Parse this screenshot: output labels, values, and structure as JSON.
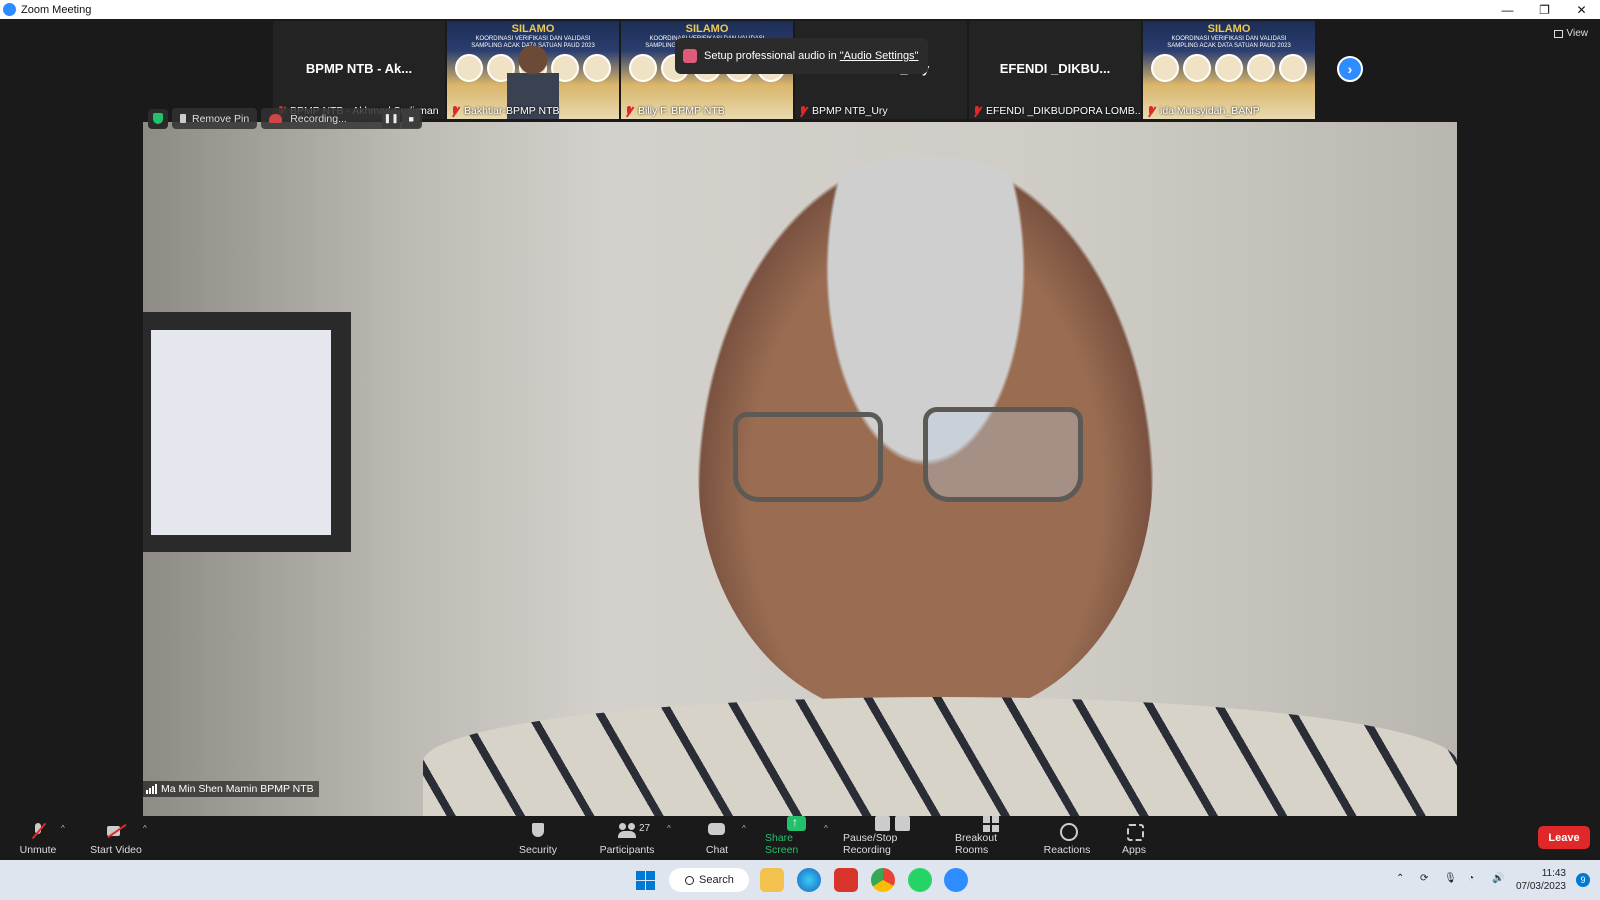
{
  "window": {
    "title": "Zoom Meeting",
    "controls": [
      "—",
      "❐",
      "✕"
    ]
  },
  "gallery": {
    "tiles": [
      {
        "display_name": "BPMP NTB - Ak...",
        "label": "BPMP NTB - Akhmad Sudirman",
        "video": false
      },
      {
        "label": "Bakhtiar-BPMP NTB",
        "video": true,
        "poster_title": "SILAMO",
        "poster_subtitle": "KOORDINASI VERIFIKASI DAN VALIDASI SAMPLING ACAK DATA SATUAN PAUD 2023"
      },
      {
        "label": "Billy F. BPMP NTB",
        "video": true,
        "poster_title": "SILAMO",
        "poster_subtitle": "KOORDINASI VERIFIKASI DAN VALIDASI SAMPLING ACAK DATA SATUAN PAUD 2023"
      },
      {
        "display_name": "BPMP NTB_Ury",
        "label": "BPMP NTB_Ury",
        "video": false
      },
      {
        "display_name": "EFENDI _DIKBU...",
        "label": "EFENDI _DIKBUDPORA LOMB...",
        "video": false
      },
      {
        "label": "ida Mursyidah_BANP",
        "video": true,
        "poster_title": "SILAMO",
        "poster_subtitle": "KOORDINASI VERIFIKASI DAN VALIDASI SAMPLING ACAK DATA SATUAN PAUD 2023"
      }
    ],
    "view_label": "View"
  },
  "tooltip": {
    "text": "Setup professional audio in",
    "link": "\"Audio Settings\""
  },
  "video_controls": {
    "remove_pin": "Remove Pin",
    "recording": "Recording...",
    "pause_glyph": "❚❚",
    "stop_glyph": "■"
  },
  "speaker": {
    "name": "Ma Min Shen Mamin BPMP NTB"
  },
  "toolbar": {
    "unmute": "Unmute",
    "start_video": "Start Video",
    "security": "Security",
    "participants": "Participants",
    "participant_count": "27",
    "chat": "Chat",
    "share_screen": "Share Screen",
    "pause_stop_recording": "Pause/Stop Recording",
    "breakout_rooms": "Breakout Rooms",
    "reactions": "Reactions",
    "apps": "Apps",
    "leave": "Leave",
    "caret": "^"
  },
  "taskbar": {
    "search": "Search",
    "time": "11:43",
    "date": "07/03/2023",
    "notifications": "9"
  },
  "colors": {
    "zoom_blue": "#2d8cff",
    "leave_red": "#e02828",
    "share_green": "#23c16b"
  }
}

◆ Work required
Look through the entries above for the word "EFENDI". Copy every line where it shows up.

◆ Finished answer
        "display_name": "EFENDI _DIKBU...",
        "label": "EFENDI _DIKBUDPORA LOMB...",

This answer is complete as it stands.